STORED ROWS
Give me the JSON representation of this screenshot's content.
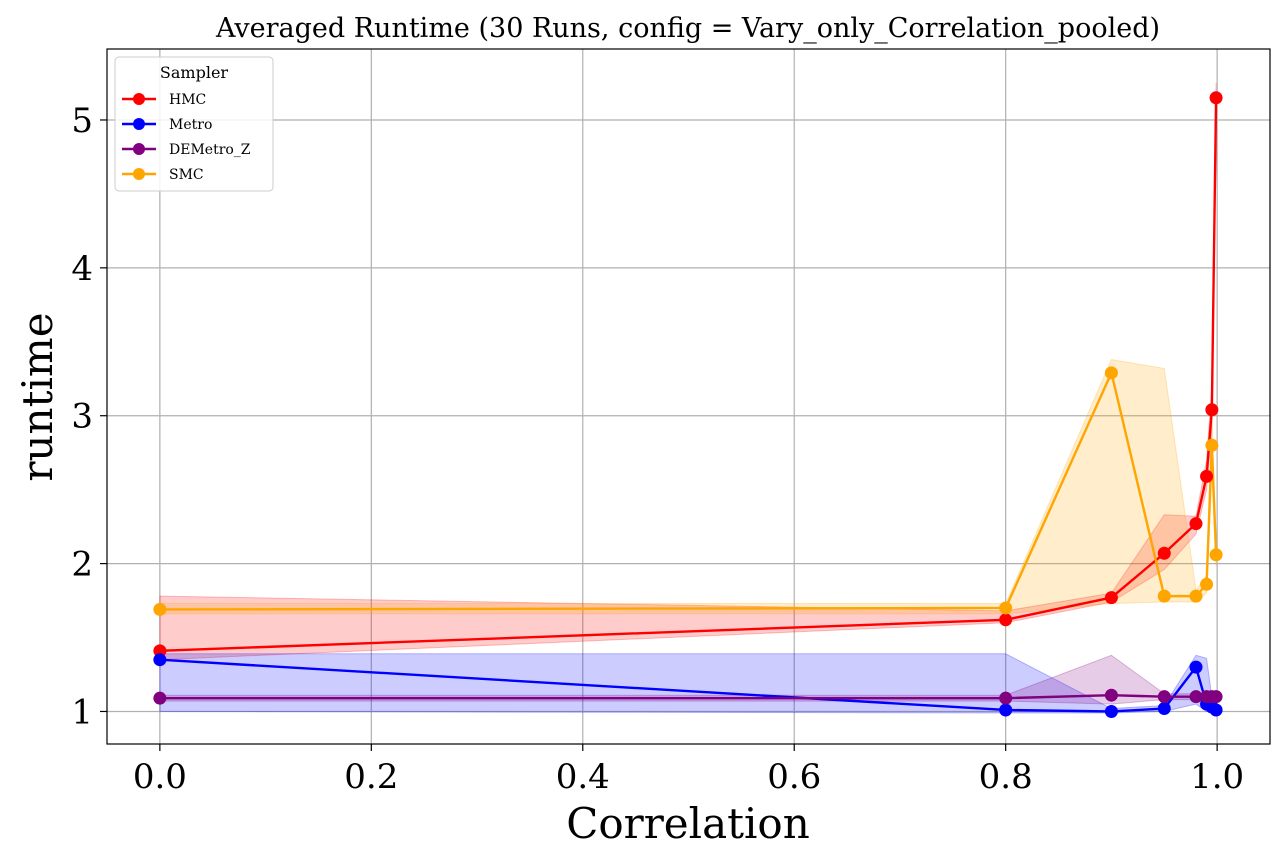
{
  "chart_data": {
    "type": "line",
    "title": "Averaged Runtime (30 Runs, config = Vary_only_Correlation_pooled)",
    "xlabel": "Correlation",
    "ylabel": "runtime",
    "xlim": [
      -0.05,
      1.05
    ],
    "ylim": [
      0.78,
      5.48
    ],
    "xticks": [
      "0.0",
      "0.2",
      "0.4",
      "0.6",
      "0.8",
      "1.0"
    ],
    "xtick_values": [
      0.0,
      0.2,
      0.4,
      0.6,
      0.8,
      1.0
    ],
    "yticks": [
      "1",
      "2",
      "3",
      "4",
      "5"
    ],
    "ytick_values": [
      1,
      2,
      3,
      4,
      5
    ],
    "grid": true,
    "legend": {
      "title": "Sampler",
      "placement": "top-left"
    },
    "series": [
      {
        "name": "HMC",
        "color": "#ff0000",
        "x": [
          0.0,
          0.8,
          0.9,
          0.95,
          0.98,
          0.99,
          0.995,
          0.999
        ],
        "y": [
          1.41,
          1.62,
          1.77,
          2.07,
          2.27,
          2.59,
          3.04,
          5.15
        ],
        "lower": [
          1.35,
          1.6,
          1.74,
          1.96,
          2.2,
          2.5,
          2.9,
          4.95
        ],
        "upper": [
          1.78,
          1.68,
          1.8,
          2.33,
          2.32,
          2.7,
          3.2,
          5.25
        ]
      },
      {
        "name": "Metro",
        "color": "#0000ff",
        "x": [
          0.0,
          0.8,
          0.9,
          0.95,
          0.98,
          0.99,
          0.995,
          0.999
        ],
        "y": [
          1.35,
          1.01,
          1.0,
          1.02,
          1.3,
          1.05,
          1.03,
          1.01
        ],
        "lower": [
          1.0,
          0.99,
          0.99,
          1.0,
          1.05,
          1.0,
          1.0,
          1.0
        ],
        "upper": [
          1.39,
          1.39,
          1.02,
          1.04,
          1.38,
          1.36,
          1.1,
          1.03
        ]
      },
      {
        "name": "DEMetro_Z",
        "color": "#800080",
        "x": [
          0.0,
          0.8,
          0.9,
          0.95,
          0.98,
          0.99,
          0.995,
          0.999
        ],
        "y": [
          1.09,
          1.09,
          1.11,
          1.1,
          1.1,
          1.1,
          1.1,
          1.1
        ],
        "lower": [
          1.07,
          1.07,
          1.05,
          1.08,
          1.08,
          1.08,
          1.08,
          1.08
        ],
        "upper": [
          1.11,
          1.11,
          1.38,
          1.12,
          1.12,
          1.12,
          1.12,
          1.12
        ]
      },
      {
        "name": "SMC",
        "color": "#ffa500",
        "x": [
          0.0,
          0.8,
          0.9,
          0.95,
          0.98,
          0.99,
          0.995,
          0.999
        ],
        "y": [
          1.69,
          1.7,
          3.29,
          1.78,
          1.78,
          1.86,
          2.8,
          2.06
        ],
        "lower": [
          1.66,
          1.66,
          1.73,
          1.74,
          1.74,
          1.8,
          2.6,
          1.98
        ],
        "upper": [
          1.73,
          1.73,
          3.38,
          3.32,
          1.82,
          1.92,
          3.0,
          2.12
        ]
      }
    ]
  }
}
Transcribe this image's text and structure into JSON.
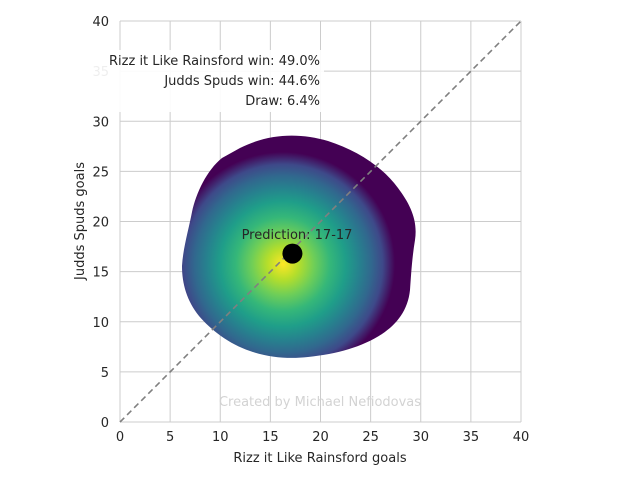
{
  "chart_data": {
    "type": "heatmap",
    "xlabel": "Rizz it Like Rainsford goals",
    "ylabel": "Judds Spuds goals",
    "xlim": [
      0,
      40
    ],
    "ylim": [
      0,
      40
    ],
    "xticks": [
      0,
      5,
      10,
      15,
      20,
      25,
      30,
      35,
      40
    ],
    "yticks": [
      0,
      5,
      10,
      15,
      20,
      25,
      30,
      35,
      40
    ],
    "grid": true,
    "colormap": "viridis",
    "density_center": [
      16.5,
      16
    ],
    "density_extent": {
      "x": [
        6.3,
        29.5
      ],
      "y": [
        6.4,
        28.6
      ]
    },
    "diagonal_line": {
      "from": [
        0,
        0
      ],
      "to": [
        40,
        40
      ],
      "style": "dashed",
      "color": "#808080"
    },
    "prediction_point": {
      "x": 17.2,
      "y": 16.8,
      "color": "#000000"
    },
    "annotations": {
      "prediction": "Prediction: 17-17",
      "home_win": "Rizz it Like Rainsford win: 49.0%",
      "away_win": "Judds Spuds win: 44.6%",
      "draw": "Draw: 6.4%"
    },
    "watermark": "Created by Michael Nefiodovas"
  }
}
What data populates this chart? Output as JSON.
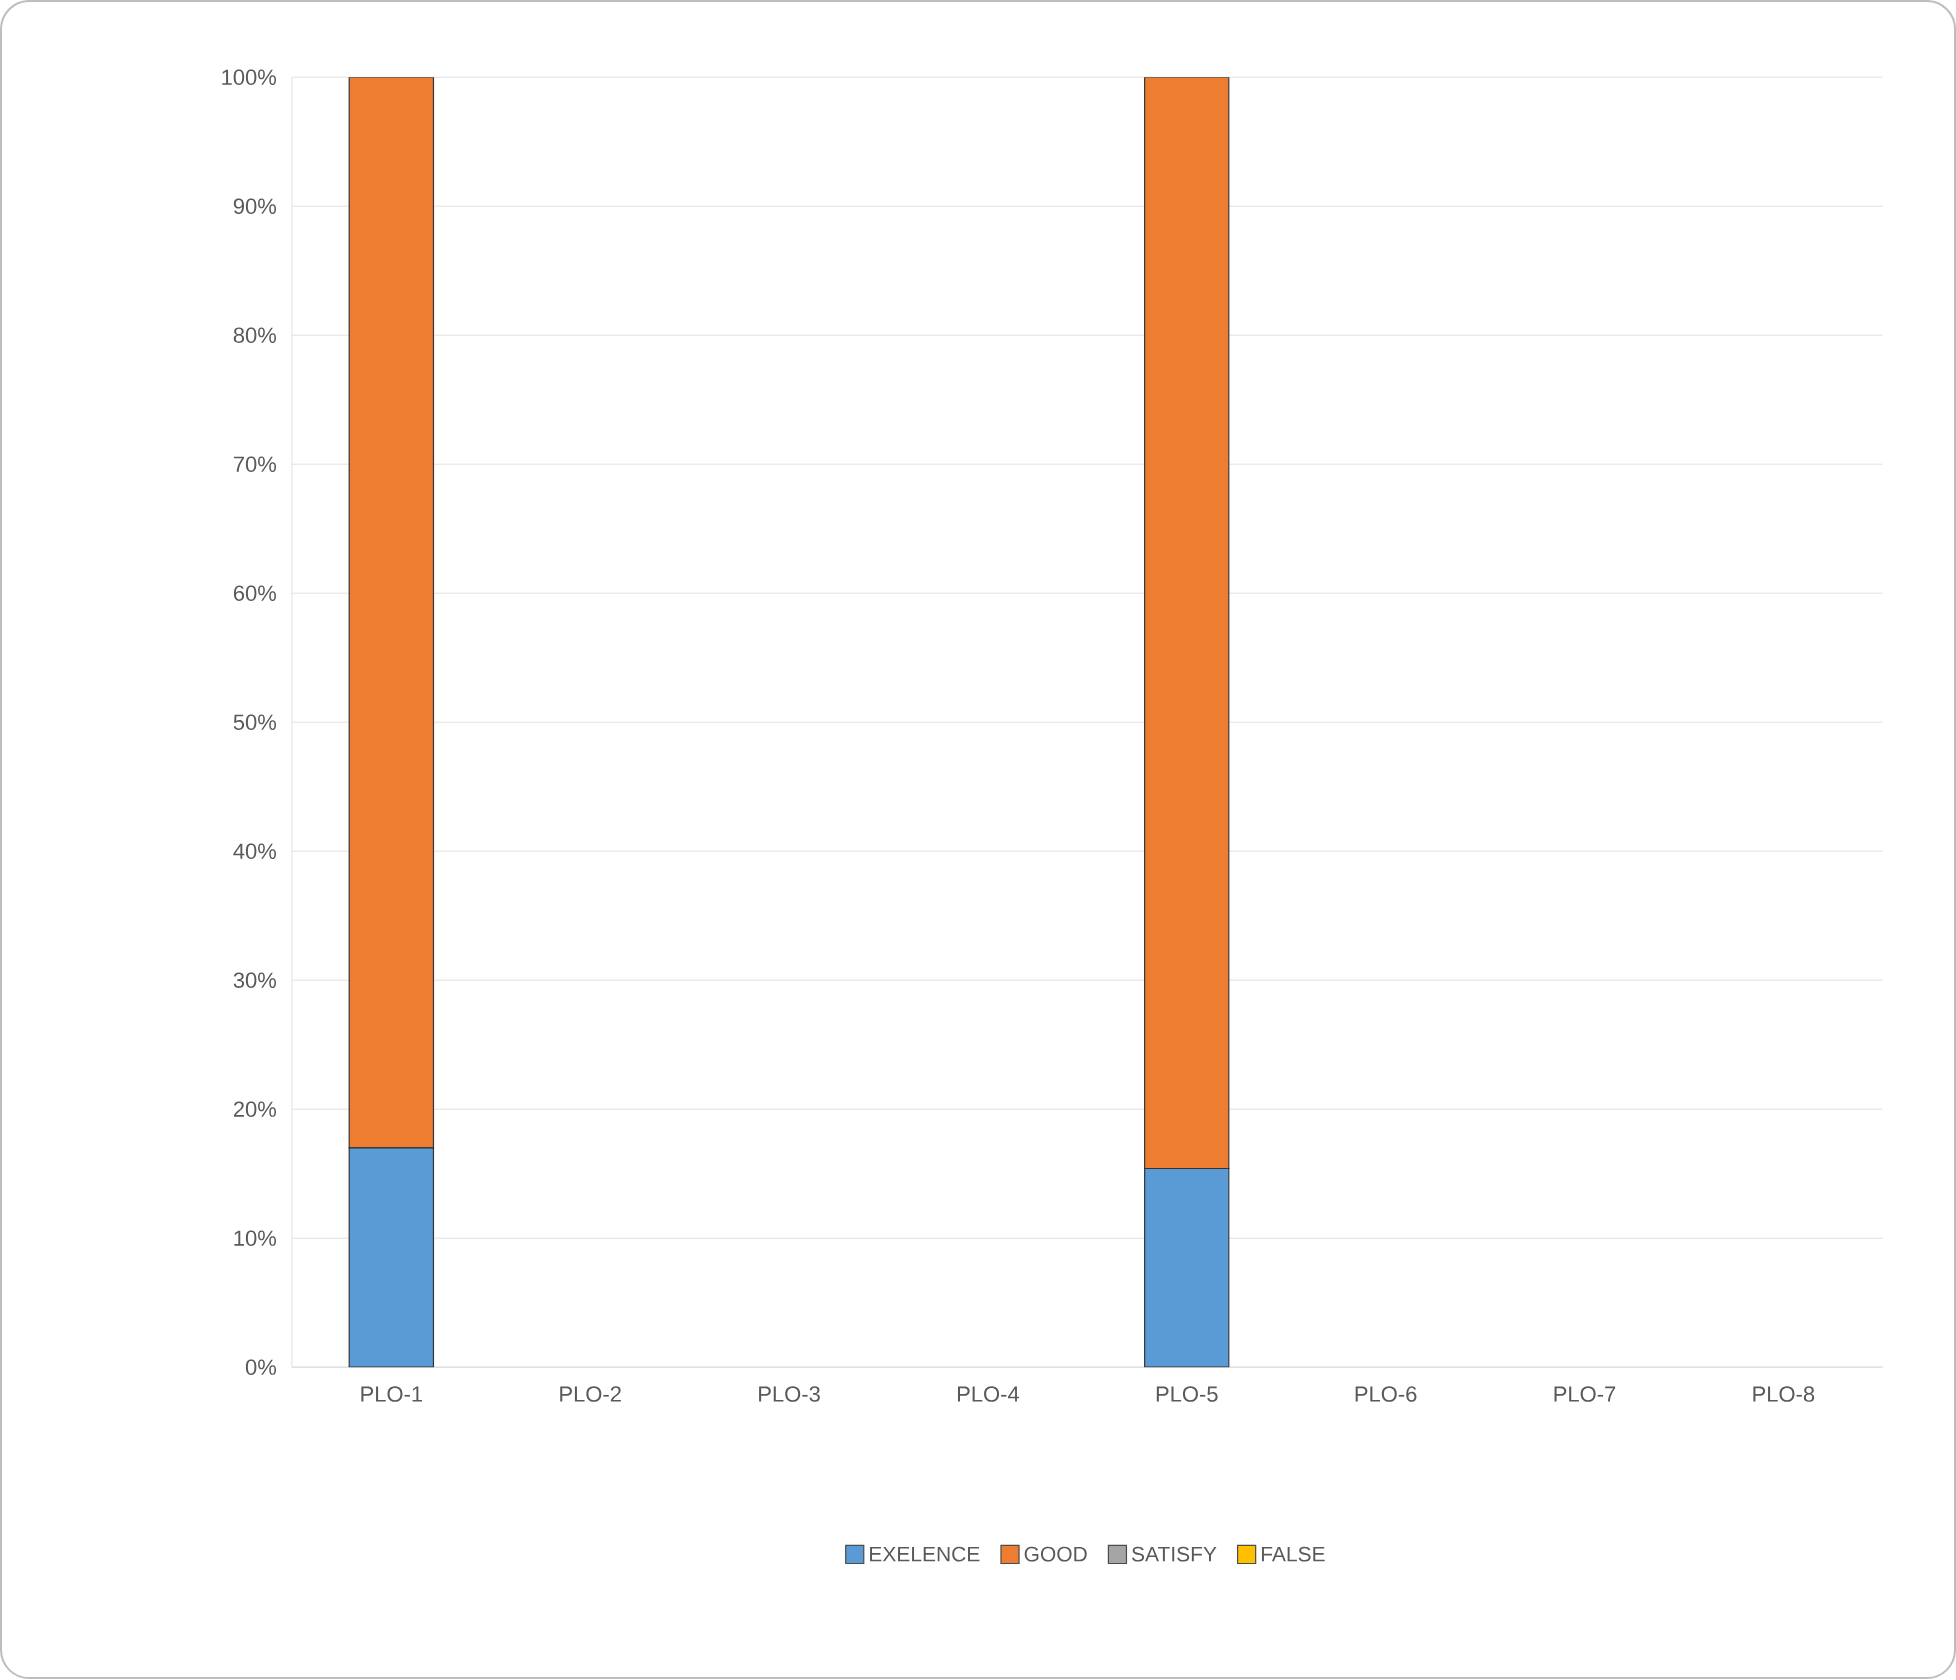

WHAT YOU NEED TO DO
Transcribe the records above exactly, omitting every picture they contain.

FINISHED ANSWER
Give me the JSON representation of this screenshot's content.
{
  "chart_data": {
    "type": "line",
    "title": "Averaged Runtime (30 Runs, config = Vary_only_Correlation_pooled)",
    "xlabel": "Correlation",
    "ylabel": "runtime",
    "xlim": [
      -0.05,
      1.05
    ],
    "ylim": [
      0.78,
      5.48
    ],
    "xticks": [
      "0.0",
      "0.2",
      "0.4",
      "0.6",
      "0.8",
      "1.0"
    ],
    "xtick_values": [
      0.0,
      0.2,
      0.4,
      0.6,
      0.8,
      1.0
    ],
    "yticks": [
      "1",
      "2",
      "3",
      "4",
      "5"
    ],
    "ytick_values": [
      1,
      2,
      3,
      4,
      5
    ],
    "grid": true,
    "legend": {
      "title": "Sampler",
      "placement": "top-left"
    },
    "series": [
      {
        "name": "HMC",
        "color": "#ff0000",
        "x": [
          0.0,
          0.8,
          0.9,
          0.95,
          0.98,
          0.99,
          0.995,
          0.999
        ],
        "y": [
          1.41,
          1.62,
          1.77,
          2.07,
          2.27,
          2.59,
          3.04,
          5.15
        ],
        "lower": [
          1.35,
          1.6,
          1.74,
          1.96,
          2.2,
          2.5,
          2.9,
          4.95
        ],
        "upper": [
          1.78,
          1.68,
          1.8,
          2.33,
          2.32,
          2.7,
          3.2,
          5.25
        ]
      },
      {
        "name": "Metro",
        "color": "#0000ff",
        "x": [
          0.0,
          0.8,
          0.9,
          0.95,
          0.98,
          0.99,
          0.995,
          0.999
        ],
        "y": [
          1.35,
          1.01,
          1.0,
          1.02,
          1.3,
          1.05,
          1.03,
          1.01
        ],
        "lower": [
          1.0,
          0.99,
          0.99,
          1.0,
          1.05,
          1.0,
          1.0,
          1.0
        ],
        "upper": [
          1.39,
          1.39,
          1.02,
          1.04,
          1.38,
          1.36,
          1.1,
          1.03
        ]
      },
      {
        "name": "DEMetro_Z",
        "color": "#800080",
        "x": [
          0.0,
          0.8,
          0.9,
          0.95,
          0.98,
          0.99,
          0.995,
          0.999
        ],
        "y": [
          1.09,
          1.09,
          1.11,
          1.1,
          1.1,
          1.1,
          1.1,
          1.1
        ],
        "lower": [
          1.07,
          1.07,
          1.05,
          1.08,
          1.08,
          1.08,
          1.08,
          1.08
        ],
        "upper": [
          1.11,
          1.11,
          1.38,
          1.12,
          1.12,
          1.12,
          1.12,
          1.12
        ]
      },
      {
        "name": "SMC",
        "color": "#ffa500",
        "x": [
          0.0,
          0.8,
          0.9,
          0.95,
          0.98,
          0.99,
          0.995,
          0.999
        ],
        "y": [
          1.69,
          1.7,
          3.29,
          1.78,
          1.78,
          1.86,
          2.8,
          2.06
        ],
        "lower": [
          1.66,
          1.66,
          1.73,
          1.74,
          1.74,
          1.8,
          2.6,
          1.98
        ],
        "upper": [
          1.73,
          1.73,
          3.38,
          3.32,
          1.82,
          1.92,
          3.0,
          2.12
        ]
      }
    ]
  }
}
Transcribe this image's text and structure into JSON.
{
  "chart_data": {
    "type": "heatmap",
    "xlabel": "Rizz it Like Rainsford goals",
    "ylabel": "Judds Spuds goals",
    "xlim": [
      0,
      40
    ],
    "ylim": [
      0,
      40
    ],
    "xticks": [
      0,
      5,
      10,
      15,
      20,
      25,
      30,
      35,
      40
    ],
    "yticks": [
      0,
      5,
      10,
      15,
      20,
      25,
      30,
      35,
      40
    ],
    "grid": true,
    "colormap": "viridis",
    "density_center": [
      16.5,
      16
    ],
    "density_extent": {
      "x": [
        6.3,
        29.5
      ],
      "y": [
        6.4,
        28.6
      ]
    },
    "diagonal_line": {
      "from": [
        0,
        0
      ],
      "to": [
        40,
        40
      ],
      "style": "dashed",
      "color": "#808080"
    },
    "prediction_point": {
      "x": 17.2,
      "y": 16.8,
      "color": "#000000"
    },
    "annotations": {
      "prediction": "Prediction: 17-17",
      "home_win": "Rizz it Like Rainsford win: 49.0%",
      "away_win": "Judds Spuds win: 44.6%",
      "draw": "Draw: 6.4%"
    },
    "watermark": "Created by Michael Nefiodovas"
  }
}
What data populates this chart? Output as JSON.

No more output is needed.